§ To do:
Copy out each line of the listing that has the word "Bible" in it.

[A run of records]
-- Begin --

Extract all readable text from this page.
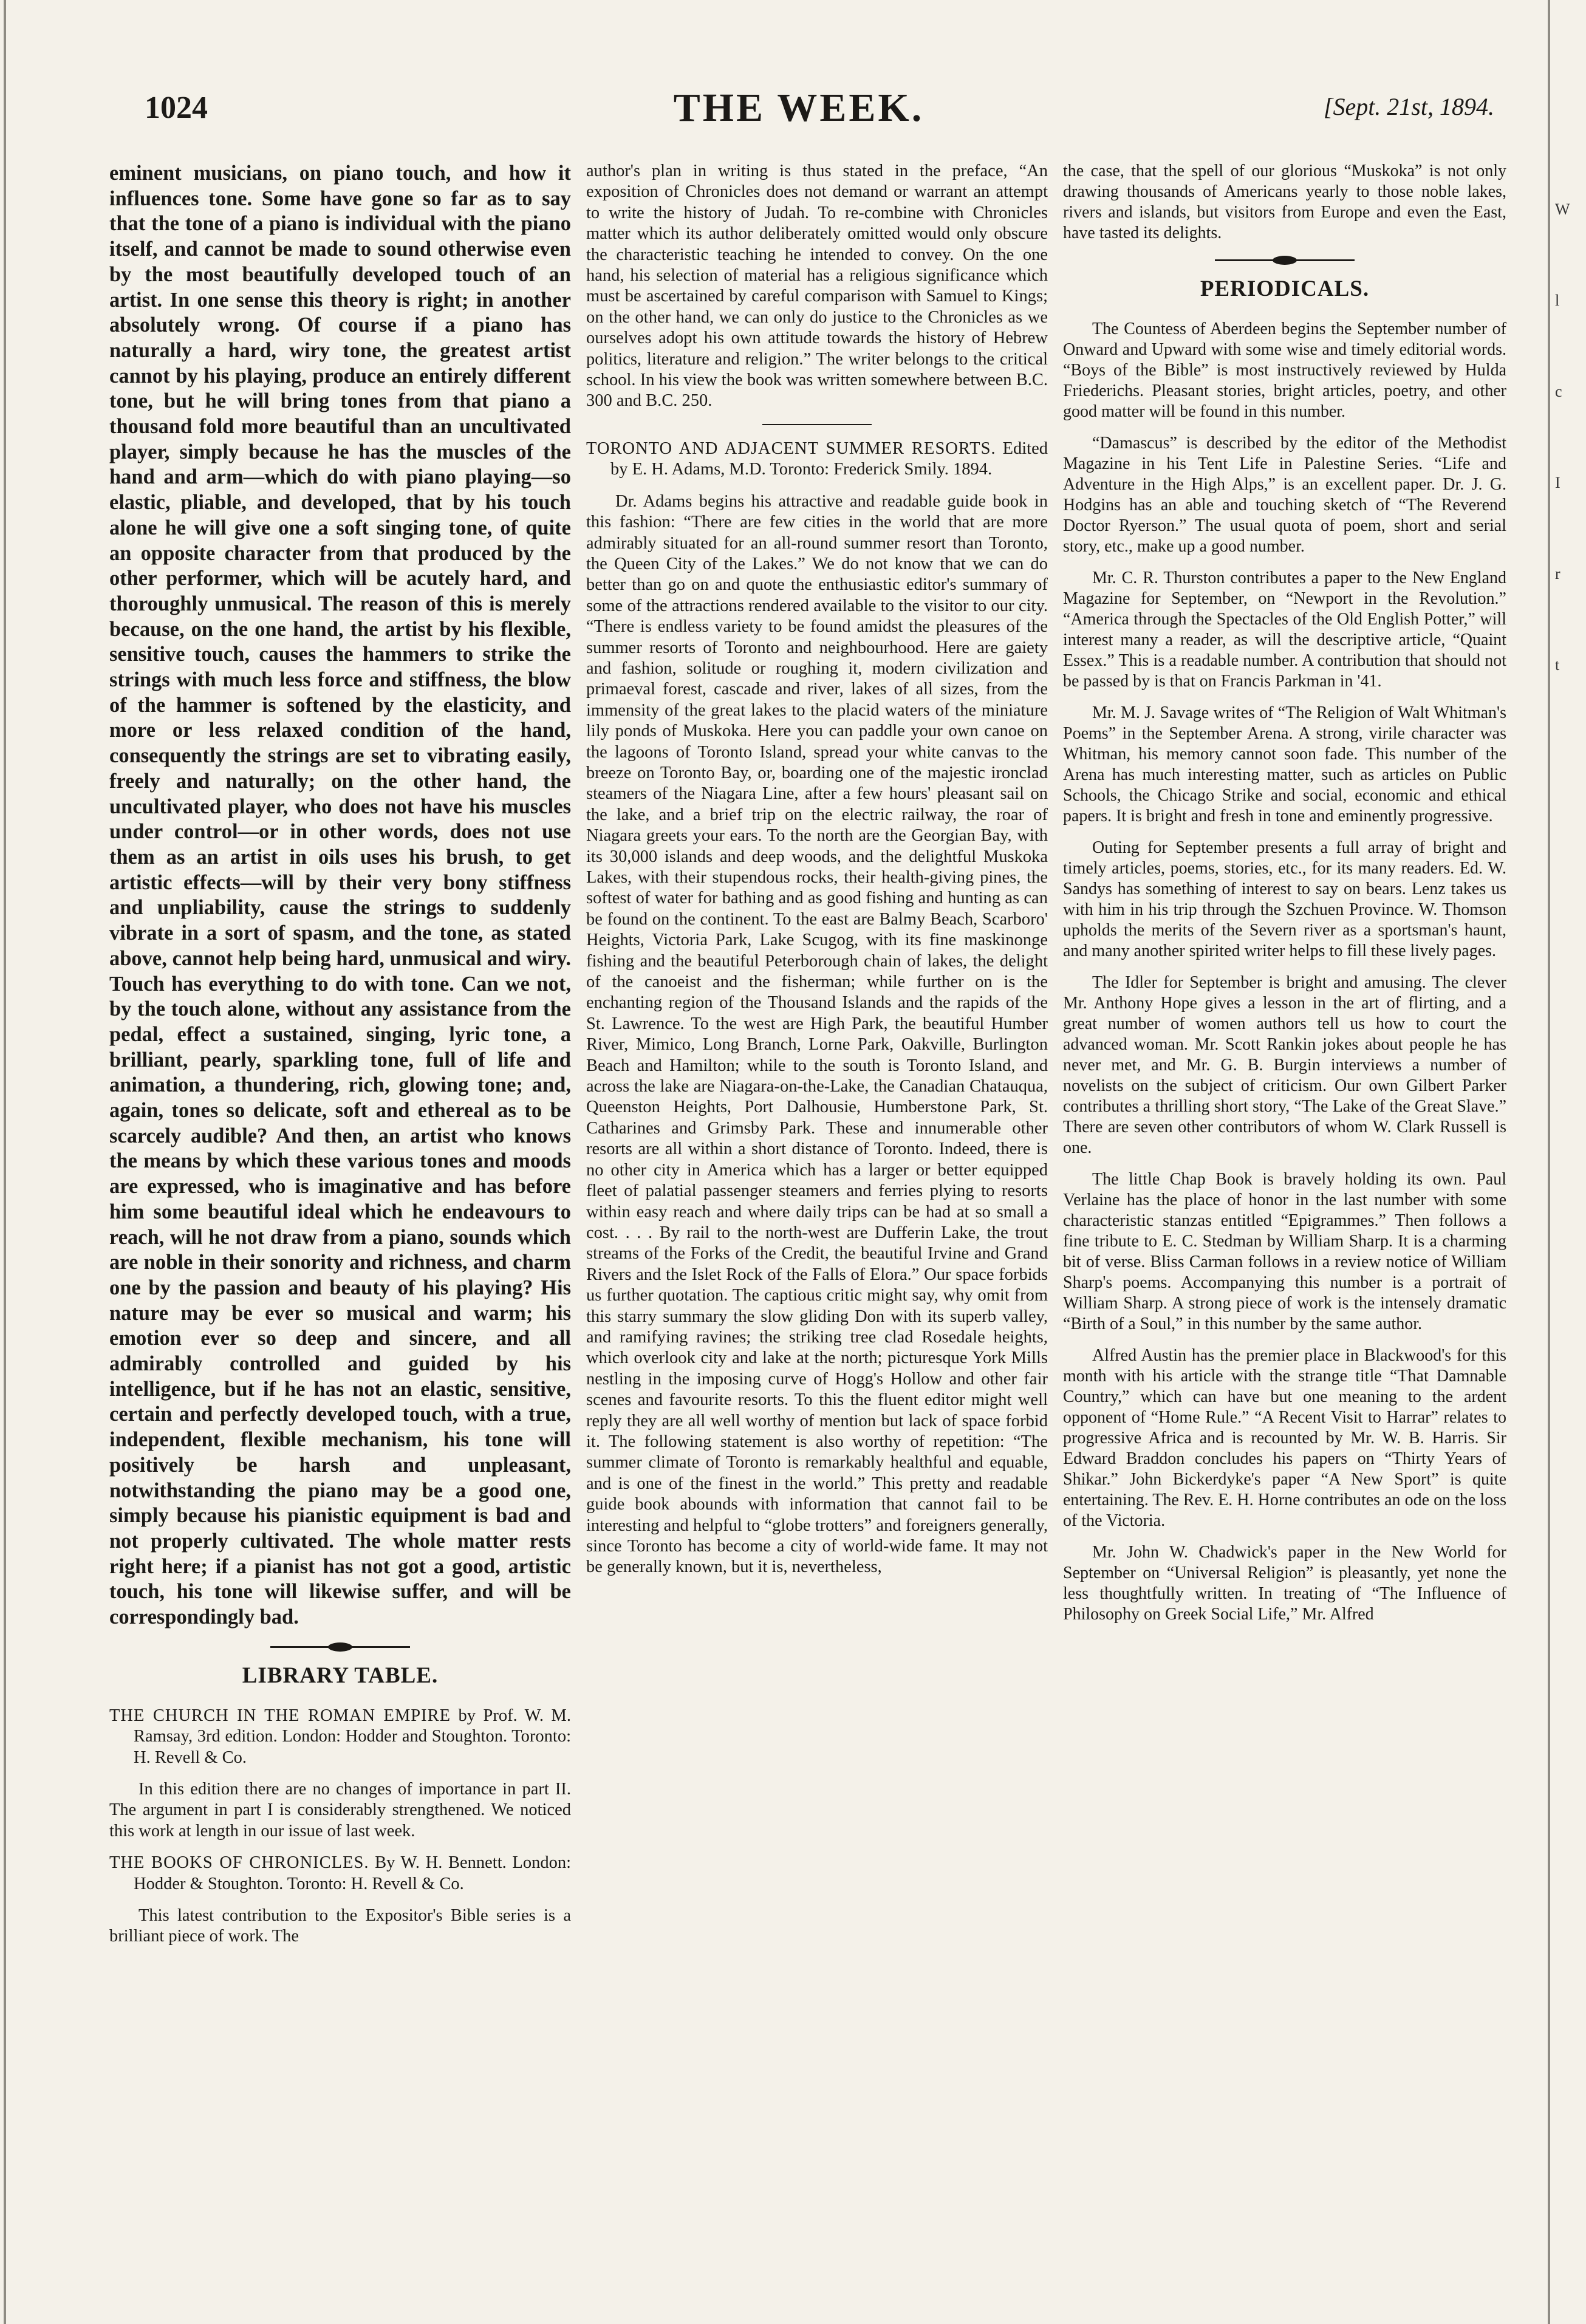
1024	THE WEEK.	[Sept. 21st, 1894.

eminent musicians, on piano touch, and how it influences tone. Some have gone so far as to say that the tone of a piano is individual with the piano itself, and cannot be made to sound otherwise even by the most beautifully developed touch of an artist. In one sense this theory is right; in another absolutely wrong. Of course if a piano has naturally a hard, wiry tone, the greatest artist cannot by his playing, produce an entirely different tone, but he will bring tones from that piano a thousand fold more beautiful than an uncultivated player, simply because he has the muscles of the hand and arm—which do with piano playing—so elastic, pliable, and developed, that by his touch alone he will give one a soft singing tone, of quite an opposite character from that produced by the other performer, which will be acutely hard, and thoroughly unmusical. The reason of this is merely because, on the one hand, the artist by his flexible, sensitive touch, causes the hammers to strike the strings with much less force and stiffness, the blow of the hammer is softened by the elasticity, and more or less relaxed condition of the hand, consequently the strings are set to vibrating easily, freely and naturally; on the other hand, the uncultivated player, who does not have his muscles under control—or in other words, does not use them as an artist in oils uses his brush, to get artistic effects—will by their very bony stiffness and unpliability, cause the strings to suddenly vibrate in a sort of spasm, and the tone, as stated above, cannot help being hard, unmusical and wiry. Touch has everything to do with tone. Can we not, by the touch alone, without any assistance from the pedal, effect a sustained, singing, lyric tone, a brilliant, pearly, sparkling tone, full of life and animation, a thundering, rich, glowing tone; and, again, tones so delicate, soft and ethereal as to be scarcely audible? And then, an artist who knows the means by which these various tones and moods are expressed, who is imaginative and has before him some beautiful ideal which he endeavours to reach, will he not draw from a piano, sounds which are noble in their sonority and richness, and charm one by the passion and beauty of his playing? His nature may be ever so musical and warm; his emotion ever so deep and sincere, and all admirably controlled and guided by his intelligence, but if he has not an elastic, sensitive, certain and perfectly developed touch, with a true, independent, flexible mechanism, his tone will positively be harsh and unpleasant, notwithstanding the piano may be a good one, simply because his pianistic equipment is bad and not properly cultivated. The whole matter rests right here; if a pianist has not got a good, artistic touch, his tone will likewise suffer, and will be correspondingly bad.

LIBRARY TABLE.

THE CHURCH IN THE ROMAN EMPIRE by Prof. W. M. Ramsay, 3rd edition. London: Hodder and Stoughton. Toronto: H. Revell & Co.

In this edition there are no changes of importance in part II. The argument in part I is considerably strengthened. We noticed this work at length in our issue of last week.

THE BOOKS OF CHRONICLES. By W. H. Bennett. London: Hodder & Stoughton. Toronto: H. Revell & Co.

This latest contribution to the Expositor's Bible series is a brilliant piece of work. The

author's plan in writing is thus stated in the preface, “An exposition of Chronicles does not demand or warrant an attempt to write the history of Judah. To re-combine with Chronicles matter which its author deliberately omitted would only obscure the characteristic teaching he intended to convey. On the one hand, his selection of material has a religious significance which must be ascertained by careful comparison with Samuel to Kings; on the other hand, we can only do justice to the Chronicles as we ourselves adopt his own attitude towards the history of Hebrew politics, literature and religion.” The writer belongs to the critical school. In his view the book was written somewhere between B.C. 300 and B.C. 250.

TORONTO AND ADJACENT SUMMER RESORTS. Edited by E. H. Adams, M.D. Toronto: Frederick Smily. 1894.

Dr. Adams begins his attractive and readable guide book in this fashion: “There are few cities in the world that are more admirably situated for an all-round summer resort than Toronto, the Queen City of the Lakes.” We do not know that we can do better than go on and quote the enthusiastic editor's summary of some of the attractions rendered available to the visitor to our city. “There is endless variety to be found amidst the pleasures of the summer resorts of Toronto and neighbourhood. Here are gaiety and fashion, solitude or roughing it, modern civilization and primaeval forest, cascade and river, lakes of all sizes, from the immensity of the great lakes to the placid waters of the miniature lily ponds of Muskoka. Here you can paddle your own canoe on the lagoons of Toronto Island, spread your white canvas to the breeze on Toronto Bay, or, boarding one of the majestic ironclad steamers of the Niagara Line, after a few hours' pleasant sail on the lake, and a brief trip on the electric railway, the roar of Niagara greets your ears. To the north are the Georgian Bay, with its 30,000 islands and deep woods, and the delightful Muskoka Lakes, with their stupendous rocks, their health-giving pines, the softest of water for bathing and as good fishing and hunting as can be found on the continent. To the east are Balmy Beach, Scarboro' Heights, Victoria Park, Lake Scugog, with its fine maskinonge fishing and the beautiful Peterborough chain of lakes, the delight of the canoeist and the fisherman; while further on is the enchanting region of the Thousand Islands and the rapids of the St. Lawrence. To the west are High Park, the beautiful Humber River, Mimico, Long Branch, Lorne Park, Oakville, Burlington Beach and Hamilton; while to the south is Toronto Island, and across the lake are Niagara-on-the-Lake, the Canadian Chatauqua, Queenston Heights, Port Dalhousie, Humberstone Park, St. Catharines and Grimsby Park. These and innumerable other resorts are all within a short distance of Toronto. Indeed, there is no other city in America which has a larger or better equipped fleet of palatial passenger steamers and ferries plying to resorts within easy reach and where daily trips can be had at so small a cost. . . . By rail to the north-west are Dufferin Lake, the trout streams of the Forks of the Credit, the beautiful Irvine and Grand Rivers and the Islet Rock of the Falls of Elora.” Our space forbids us further quotation. The captious critic might say, why omit from this starry summary the slow gliding Don with its superb valley, and ramifying ravines; the striking tree clad Rosedale heights, which overlook city and lake at the north; picturesque York Mills nestling in the imposing curve of Hogg's Hollow and other fair scenes and favourite resorts. To this the fluent editor might well reply they are all well worthy of mention but lack of space forbid it. The following statement is also worthy of repetition: “The summer climate of Toronto is remarkably healthful and equable, and is one of the finest in the world.” This pretty and readable guide book abounds with information that cannot fail to be interesting and helpful to “globe trotters” and foreigners generally, since Toronto has become a city of world-wide fame. It may not be generally known, but it is, nevertheless,

the case, that the spell of our glorious “Muskoka” is not only drawing thousands of Americans yearly to those noble lakes, rivers and islands, but visitors from Europe and even the East, have tasted its delights.

PERIODICALS.

The Countess of Aberdeen begins the September number of Onward and Upward with some wise and timely editorial words. “Boys of the Bible” is most instructively reviewed by Hulda Friederichs. Pleasant stories, bright articles, poetry, and other good matter will be found in this number.

“Damascus” is described by the editor of the Methodist Magazine in his Tent Life in Palestine Series. “Life and Adventure in the High Alps,” is an excellent paper. Dr. J. G. Hodgins has an able and touching sketch of “The Reverend Doctor Ryerson.” The usual quota of poem, short and serial story, etc., make up a good number.

Mr. C. R. Thurston contributes a paper to the New England Magazine for September, on “Newport in the Revolution.” “America through the Spectacles of the Old English Potter,” will interest many a reader, as will the descriptive article, “Quaint Essex.” This is a readable number. A contribution that should not be passed by is that on Francis Parkman in '41.

Mr. M. J. Savage writes of “The Religion of Walt Whitman's Poems” in the September Arena. A strong, virile character was Whitman, his memory cannot soon fade. This number of the Arena has much interesting matter, such as articles on Public Schools, the Chicago Strike and social, economic and ethical papers. It is bright and fresh in tone and eminently progressive.

Outing for September presents a full array of bright and timely articles, poems, stories, etc., for its many readers. Ed. W. Sandys has something of interest to say on bears. Lenz takes us with him in his trip through the Szchuen Province. W. Thomson upholds the merits of the Severn river as a sportsman's haunt, and many another spirited writer helps to fill these lively pages.

The Idler for September is bright and amusing. The clever Mr. Anthony Hope gives a lesson in the art of flirting, and a great number of women authors tell us how to court the advanced woman. Mr. Scott Rankin jokes about people he has never met, and Mr. G. B. Burgin interviews a number of novelists on the subject of criticism. Our own Gilbert Parker contributes a thrilling short story, “The Lake of the Great Slave.” There are seven other contributors of whom W. Clark Russell is one.

The little Chap Book is bravely holding its own. Paul Verlaine has the place of honor in the last number with some characteristic stanzas entitled “Epigrammes.” Then follows a fine tribute to E. C. Stedman by William Sharp. It is a charming bit of verse. Bliss Carman follows in a review notice of William Sharp's poems. Accompanying this number is a portrait of William Sharp. A strong piece of work is the intensely dramatic “Birth of a Soul,” in this number by the same author.

Alfred Austin has the premier place in Blackwood's for this month with his article with the strange title “That Damnable Country,” which can have but one meaning to the ardent opponent of “Home Rule.” “A Recent Visit to Harrar” relates to progressive Africa and is recounted by Mr. W. B. Harris. Sir Edward Braddon concludes his papers on “Thirty Years of Shikar.” John Bickerdyke's paper “A New Sport” is quite entertaining. The Rev. E. H. Horne contributes an ode on the loss of the Victoria.

Mr. John W. Chadwick's paper in the New World for September on “Universal Religion” is pleasantly, yet none the less thoughtfully written. In treating of “The Influence of Philosophy on Greek Social Life,” Mr. Alfred

W
l
c
I
r
t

-- End --

§ Right answer:
This latest contribution to the Expositor's Bible series is a brilliant piece of work. The
The Countess of Aberdeen begins the September number of Onward and Upward with some wise and timely editorial words. “Boys of the Bible” is most instructively reviewed by Hulda Friederichs. Pleasant stories, bright articles, poetry, and other good matter will be found in this number.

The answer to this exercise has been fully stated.